§ **YOUR GOAL**: Reproduce the listing below without any change.

Dataset records:
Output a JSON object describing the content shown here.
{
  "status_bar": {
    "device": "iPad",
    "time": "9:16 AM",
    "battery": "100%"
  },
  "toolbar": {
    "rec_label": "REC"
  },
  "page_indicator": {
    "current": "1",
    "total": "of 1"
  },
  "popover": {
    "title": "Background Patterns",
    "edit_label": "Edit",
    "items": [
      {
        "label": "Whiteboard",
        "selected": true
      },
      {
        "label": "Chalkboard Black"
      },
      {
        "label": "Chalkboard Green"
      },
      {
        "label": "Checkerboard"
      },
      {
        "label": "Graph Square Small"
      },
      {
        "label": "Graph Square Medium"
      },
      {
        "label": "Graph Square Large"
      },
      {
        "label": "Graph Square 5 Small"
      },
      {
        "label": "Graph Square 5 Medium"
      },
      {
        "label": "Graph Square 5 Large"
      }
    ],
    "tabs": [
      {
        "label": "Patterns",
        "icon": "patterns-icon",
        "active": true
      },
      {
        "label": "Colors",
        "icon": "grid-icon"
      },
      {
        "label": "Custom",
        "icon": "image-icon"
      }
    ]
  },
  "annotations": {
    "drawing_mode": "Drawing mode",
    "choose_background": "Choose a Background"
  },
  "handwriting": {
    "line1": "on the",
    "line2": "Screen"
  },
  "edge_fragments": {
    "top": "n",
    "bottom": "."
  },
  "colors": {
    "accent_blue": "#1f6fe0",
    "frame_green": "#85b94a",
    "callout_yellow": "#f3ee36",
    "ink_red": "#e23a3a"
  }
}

§ **SOLVED EXERCISE**:
Output a JSON object describing the content shown here.
{
  "status_bar": {
    "device": "iPad",
    "time": "9:16 AM",
    "battery": "100%"
  },
  "toolbar": {
    "rec_label": "REC"
  },
  "page_indicator": {
    "current": "1",
    "total": "of 1"
  },
  "popover": {
    "title": "Background Patterns",
    "edit_label": "Edit",
    "items": [
      {
        "label": "Whiteboard",
        "selected": true
      },
      {
        "label": "Chalkboard Black"
      },
      {
        "label": "Chalkboard Green"
      },
      {
        "label": "Checkerboard"
      },
      {
        "label": "Graph Square Small"
      },
      {
        "label": "Graph Square Medium"
      },
      {
        "label": "Graph Square Large"
      },
      {
        "label": "Graph Square 5 Small"
      },
      {
        "label": "Graph Square 5 Medium"
      },
      {
        "label": "Graph Square 5 Large"
      }
    ],
    "tabs": [
      {
        "label": "Patterns",
        "icon": "patterns-icon",
        "active": true
      },
      {
        "label": "Colors",
        "icon": "grid-icon"
      },
      {
        "label": "Custom",
        "icon": "image-icon"
      }
    ]
  },
  "annotations": {
    "drawing_mode": "Drawing mode",
    "choose_background": "Choose a Background"
  },
  "handwriting": {
    "line1": "on the",
    "line2": "Screen"
  },
  "edge_fragments": {
    "top": "n",
    "bottom": "."
  },
  "colors": {
    "accent_blue": "#1f6fe0",
    "frame_green": "#85b94a",
    "callout_yellow": "#f3ee36",
    "ink_red": "#e23a3a"
  }
}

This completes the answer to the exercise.